(Annotated element entries)
<<<<

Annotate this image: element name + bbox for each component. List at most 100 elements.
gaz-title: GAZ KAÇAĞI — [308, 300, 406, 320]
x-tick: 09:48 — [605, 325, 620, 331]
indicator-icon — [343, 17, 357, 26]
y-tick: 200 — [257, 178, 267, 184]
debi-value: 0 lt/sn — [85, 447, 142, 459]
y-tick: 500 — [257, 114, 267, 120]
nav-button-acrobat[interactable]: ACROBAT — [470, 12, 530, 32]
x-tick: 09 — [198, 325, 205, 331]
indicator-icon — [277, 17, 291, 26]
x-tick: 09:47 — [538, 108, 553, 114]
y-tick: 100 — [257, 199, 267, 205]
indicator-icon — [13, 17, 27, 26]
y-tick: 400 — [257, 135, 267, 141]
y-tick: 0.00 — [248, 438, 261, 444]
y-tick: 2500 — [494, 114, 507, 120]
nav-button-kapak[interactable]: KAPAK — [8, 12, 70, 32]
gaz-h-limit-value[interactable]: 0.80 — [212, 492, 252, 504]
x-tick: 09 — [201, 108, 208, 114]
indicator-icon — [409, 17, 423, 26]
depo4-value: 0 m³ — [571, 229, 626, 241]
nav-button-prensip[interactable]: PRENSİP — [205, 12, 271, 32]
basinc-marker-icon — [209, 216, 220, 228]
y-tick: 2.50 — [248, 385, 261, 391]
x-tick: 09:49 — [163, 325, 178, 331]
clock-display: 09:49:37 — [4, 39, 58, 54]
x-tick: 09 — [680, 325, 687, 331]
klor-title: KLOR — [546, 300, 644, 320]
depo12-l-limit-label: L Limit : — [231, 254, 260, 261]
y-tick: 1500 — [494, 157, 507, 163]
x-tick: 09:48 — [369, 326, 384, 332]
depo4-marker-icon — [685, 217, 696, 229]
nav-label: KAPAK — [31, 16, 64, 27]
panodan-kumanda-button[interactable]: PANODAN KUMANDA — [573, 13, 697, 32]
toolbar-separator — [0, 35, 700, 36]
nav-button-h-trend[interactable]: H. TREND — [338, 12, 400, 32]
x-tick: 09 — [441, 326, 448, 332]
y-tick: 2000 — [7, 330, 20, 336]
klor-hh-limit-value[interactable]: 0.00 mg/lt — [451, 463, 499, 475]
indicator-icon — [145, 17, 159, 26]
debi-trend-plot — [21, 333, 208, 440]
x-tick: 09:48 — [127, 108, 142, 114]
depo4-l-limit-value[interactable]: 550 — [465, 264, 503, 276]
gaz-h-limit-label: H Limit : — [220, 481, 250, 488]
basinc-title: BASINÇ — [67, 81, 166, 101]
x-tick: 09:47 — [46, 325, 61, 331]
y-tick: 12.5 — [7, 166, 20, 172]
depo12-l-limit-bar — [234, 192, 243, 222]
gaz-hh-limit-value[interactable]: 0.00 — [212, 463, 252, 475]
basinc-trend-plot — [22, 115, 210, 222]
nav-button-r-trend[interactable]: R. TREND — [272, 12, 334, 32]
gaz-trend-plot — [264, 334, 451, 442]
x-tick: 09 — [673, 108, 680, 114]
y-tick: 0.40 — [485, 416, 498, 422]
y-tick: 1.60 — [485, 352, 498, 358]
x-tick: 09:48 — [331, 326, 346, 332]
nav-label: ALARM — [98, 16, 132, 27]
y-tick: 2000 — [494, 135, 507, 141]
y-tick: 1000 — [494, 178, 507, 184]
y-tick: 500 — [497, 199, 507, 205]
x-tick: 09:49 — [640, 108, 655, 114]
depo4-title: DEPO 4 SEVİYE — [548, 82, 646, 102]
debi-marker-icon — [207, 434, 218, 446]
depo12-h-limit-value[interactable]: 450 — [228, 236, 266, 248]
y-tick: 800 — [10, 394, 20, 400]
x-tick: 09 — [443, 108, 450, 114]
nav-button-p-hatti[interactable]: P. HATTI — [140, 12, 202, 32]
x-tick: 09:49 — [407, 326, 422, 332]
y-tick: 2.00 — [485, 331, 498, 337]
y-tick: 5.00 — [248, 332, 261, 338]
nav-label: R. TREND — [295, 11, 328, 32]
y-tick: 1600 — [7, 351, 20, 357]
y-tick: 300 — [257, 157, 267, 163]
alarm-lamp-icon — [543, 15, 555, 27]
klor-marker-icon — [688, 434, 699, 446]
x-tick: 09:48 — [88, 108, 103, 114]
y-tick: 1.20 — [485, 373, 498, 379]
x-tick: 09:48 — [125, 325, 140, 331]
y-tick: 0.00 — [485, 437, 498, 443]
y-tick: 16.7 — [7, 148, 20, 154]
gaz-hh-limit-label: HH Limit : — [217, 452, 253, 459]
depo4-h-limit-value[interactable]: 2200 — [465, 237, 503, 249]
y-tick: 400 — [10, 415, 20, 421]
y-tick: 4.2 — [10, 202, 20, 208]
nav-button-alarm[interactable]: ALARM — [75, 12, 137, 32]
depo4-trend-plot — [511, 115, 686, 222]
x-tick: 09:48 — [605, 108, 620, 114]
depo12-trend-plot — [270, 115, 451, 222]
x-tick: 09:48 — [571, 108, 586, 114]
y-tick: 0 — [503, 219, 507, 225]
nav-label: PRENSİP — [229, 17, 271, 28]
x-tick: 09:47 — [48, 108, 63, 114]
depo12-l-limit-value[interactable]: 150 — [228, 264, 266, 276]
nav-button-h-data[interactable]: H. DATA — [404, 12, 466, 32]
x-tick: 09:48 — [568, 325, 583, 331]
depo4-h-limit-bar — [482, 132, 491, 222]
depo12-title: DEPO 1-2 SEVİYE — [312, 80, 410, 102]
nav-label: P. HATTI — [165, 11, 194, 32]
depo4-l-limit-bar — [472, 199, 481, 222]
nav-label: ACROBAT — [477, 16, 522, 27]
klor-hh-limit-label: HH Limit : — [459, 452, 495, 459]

>>>>

Instructions for the task =>
Please return all of the rows above word for word, in their original order.

The answer =>
Annotate this image: element name + bbox for each component. List at most 100 elements.
gaz-title: GAZ KAÇAĞI — [308, 300, 406, 320]
x-tick: 09:48 — [605, 325, 620, 331]
indicator-icon — [343, 17, 357, 26]
y-tick: 200 — [257, 178, 267, 184]
debi-value: 0 lt/sn — [85, 447, 142, 459]
y-tick: 500 — [257, 114, 267, 120]
nav-button-acrobat[interactable]: ACROBAT — [470, 12, 530, 32]
x-tick: 09 — [198, 325, 205, 331]
indicator-icon — [277, 17, 291, 26]
x-tick: 09:47 — [538, 108, 553, 114]
y-tick: 100 — [257, 199, 267, 205]
indicator-icon — [13, 17, 27, 26]
y-tick: 400 — [257, 135, 267, 141]
y-tick: 0.00 — [248, 438, 261, 444]
y-tick: 2500 — [494, 114, 507, 120]
nav-button-kapak[interactable]: KAPAK — [8, 12, 70, 32]
gaz-h-limit-value[interactable]: 0.80 — [212, 492, 252, 504]
x-tick: 09 — [201, 108, 208, 114]
indicator-icon — [409, 17, 423, 26]
depo4-value: 0 m³ — [571, 229, 626, 241]
nav-button-prensip[interactable]: PRENSİP — [205, 12, 271, 32]
basinc-marker-icon — [209, 216, 220, 228]
y-tick: 2.50 — [248, 385, 261, 391]
x-tick: 09:49 — [163, 325, 178, 331]
clock-display: 09:49:37 — [4, 39, 58, 54]
x-tick: 09 — [680, 325, 687, 331]
klor-title: KLOR — [546, 300, 644, 320]
depo12-l-limit-label: L Limit : — [231, 254, 260, 261]
y-tick: 1500 — [494, 157, 507, 163]
x-tick: 09:48 — [369, 326, 384, 332]
depo4-marker-icon — [685, 217, 696, 229]
nav-label: KAPAK — [31, 16, 64, 27]
panodan-kumanda-button[interactable]: PANODAN KUMANDA — [573, 13, 697, 32]
toolbar-separator — [0, 35, 700, 36]
nav-button-h-trend[interactable]: H. TREND — [338, 12, 400, 32]
x-tick: 09 — [441, 326, 448, 332]
y-tick: 2000 — [7, 330, 20, 336]
klor-hh-limit-value[interactable]: 0.00 mg/lt — [451, 463, 499, 475]
indicator-icon — [145, 17, 159, 26]
debi-trend-plot — [21, 333, 208, 440]
x-tick: 09:48 — [127, 108, 142, 114]
depo4-l-limit-value[interactable]: 550 — [465, 264, 503, 276]
gaz-h-limit-label: H Limit : — [220, 481, 250, 488]
basinc-title: BASINÇ — [67, 81, 166, 101]
x-tick: 09:47 — [46, 325, 61, 331]
y-tick: 12.5 — [7, 166, 20, 172]
depo12-l-limit-bar — [234, 192, 243, 222]
gaz-hh-limit-value[interactable]: 0.00 — [212, 463, 252, 475]
basinc-trend-plot — [22, 115, 210, 222]
nav-button-r-trend[interactable]: R. TREND — [272, 12, 334, 32]
gaz-trend-plot — [264, 334, 451, 442]
x-tick: 09 — [673, 108, 680, 114]
y-tick: 0.40 — [485, 416, 498, 422]
y-tick: 1.60 — [485, 352, 498, 358]
x-tick: 09:48 — [331, 326, 346, 332]
nav-label: ALARM — [98, 16, 132, 27]
y-tick: 2000 — [494, 135, 507, 141]
y-tick: 1000 — [494, 178, 507, 184]
y-tick: 500 — [497, 199, 507, 205]
x-tick: 09:49 — [640, 108, 655, 114]
depo4-title: DEPO 4 SEVİYE — [548, 82, 646, 102]
debi-marker-icon — [207, 434, 218, 446]
depo12-h-limit-value[interactable]: 450 — [228, 236, 266, 248]
y-tick: 800 — [10, 394, 20, 400]
x-tick: 09 — [443, 108, 450, 114]
nav-button-p-hatti[interactable]: P. HATTI — [140, 12, 202, 32]
x-tick: 09:49 — [407, 326, 422, 332]
y-tick: 2.00 — [485, 331, 498, 337]
y-tick: 5.00 — [248, 332, 261, 338]
nav-label: R. TREND — [295, 11, 328, 32]
y-tick: 1600 — [7, 351, 20, 357]
y-tick: 300 — [257, 157, 267, 163]
alarm-lamp-icon — [543, 15, 555, 27]
klor-marker-icon — [688, 434, 699, 446]
x-tick: 09:48 — [88, 108, 103, 114]
y-tick: 1.20 — [485, 373, 498, 379]
x-tick: 09:48 — [125, 325, 140, 331]
y-tick: 0.00 — [485, 437, 498, 443]
y-tick: 16.7 — [7, 148, 20, 154]
gaz-hh-limit-label: HH Limit : — [217, 452, 253, 459]
depo4-h-limit-value[interactable]: 2200 — [465, 237, 503, 249]
y-tick: 400 — [10, 415, 20, 421]
y-tick: 4.2 — [10, 202, 20, 208]
nav-button-alarm[interactable]: ALARM — [75, 12, 137, 32]
depo4-trend-plot — [511, 115, 686, 222]
x-tick: 09:48 — [605, 108, 620, 114]
depo12-trend-plot — [270, 115, 451, 222]
x-tick: 09:48 — [571, 108, 586, 114]
y-tick: 0 — [503, 219, 507, 225]
nav-label: PRENSİP — [229, 17, 271, 28]
x-tick: 09:47 — [48, 108, 63, 114]
depo12-l-limit-value[interactable]: 150 — [228, 264, 266, 276]
nav-button-h-data[interactable]: H. DATA — [404, 12, 466, 32]
x-tick: 09:48 — [568, 325, 583, 331]
depo4-h-limit-bar — [482, 132, 491, 222]
depo12-title: DEPO 1-2 SEVİYE — [312, 80, 410, 102]
nav-label: P. HATTI — [165, 11, 194, 32]
depo4-l-limit-bar — [472, 199, 481, 222]
nav-label: ACROBAT — [477, 16, 522, 27]
klor-hh-limit-label: HH Limit : — [459, 452, 495, 459]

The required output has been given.